Records excerpted from a collection
• • • •

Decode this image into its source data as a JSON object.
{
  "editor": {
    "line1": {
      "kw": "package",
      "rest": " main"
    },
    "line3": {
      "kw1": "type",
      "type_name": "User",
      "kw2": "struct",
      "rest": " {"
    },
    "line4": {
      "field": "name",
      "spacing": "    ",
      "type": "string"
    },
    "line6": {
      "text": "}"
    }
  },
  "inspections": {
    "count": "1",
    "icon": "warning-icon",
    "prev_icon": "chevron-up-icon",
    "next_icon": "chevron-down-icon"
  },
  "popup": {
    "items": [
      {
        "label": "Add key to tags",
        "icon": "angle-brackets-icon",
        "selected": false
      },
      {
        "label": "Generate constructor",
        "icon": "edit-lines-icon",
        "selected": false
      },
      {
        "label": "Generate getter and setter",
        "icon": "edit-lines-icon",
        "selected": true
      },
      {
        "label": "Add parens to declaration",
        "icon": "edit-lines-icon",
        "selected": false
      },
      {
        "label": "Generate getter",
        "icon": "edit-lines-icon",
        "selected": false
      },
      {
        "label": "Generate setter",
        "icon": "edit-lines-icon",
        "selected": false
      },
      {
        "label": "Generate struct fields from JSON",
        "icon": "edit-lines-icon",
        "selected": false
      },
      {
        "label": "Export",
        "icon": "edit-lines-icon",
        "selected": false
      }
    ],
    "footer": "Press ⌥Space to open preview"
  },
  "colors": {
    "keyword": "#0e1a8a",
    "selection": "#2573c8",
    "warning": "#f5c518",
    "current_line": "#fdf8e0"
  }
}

• • • •

## TASK TO COMPLETE:
Give an exact copy of all the data shown above.

## COMPLETE ANSWER:
Decode this image into its source data as a JSON object.
{
  "editor": {
    "line1": {
      "kw": "package",
      "rest": " main"
    },
    "line3": {
      "kw1": "type",
      "type_name": "User",
      "kw2": "struct",
      "rest": " {"
    },
    "line4": {
      "field": "name",
      "spacing": "    ",
      "type": "string"
    },
    "line6": {
      "text": "}"
    }
  },
  "inspections": {
    "count": "1",
    "icon": "warning-icon",
    "prev_icon": "chevron-up-icon",
    "next_icon": "chevron-down-icon"
  },
  "popup": {
    "items": [
      {
        "label": "Add key to tags",
        "icon": "angle-brackets-icon",
        "selected": false
      },
      {
        "label": "Generate constructor",
        "icon": "edit-lines-icon",
        "selected": false
      },
      {
        "label": "Generate getter and setter",
        "icon": "edit-lines-icon",
        "selected": true
      },
      {
        "label": "Add parens to declaration",
        "icon": "edit-lines-icon",
        "selected": false
      },
      {
        "label": "Generate getter",
        "icon": "edit-lines-icon",
        "selected": false
      },
      {
        "label": "Generate setter",
        "icon": "edit-lines-icon",
        "selected": false
      },
      {
        "label": "Generate struct fields from JSON",
        "icon": "edit-lines-icon",
        "selected": false
      },
      {
        "label": "Export",
        "icon": "edit-lines-icon",
        "selected": false
      }
    ],
    "footer": "Press ⌥Space to open preview"
  },
  "colors": {
    "keyword": "#0e1a8a",
    "selection": "#2573c8",
    "warning": "#f5c518",
    "current_line": "#fdf8e0"
  }
}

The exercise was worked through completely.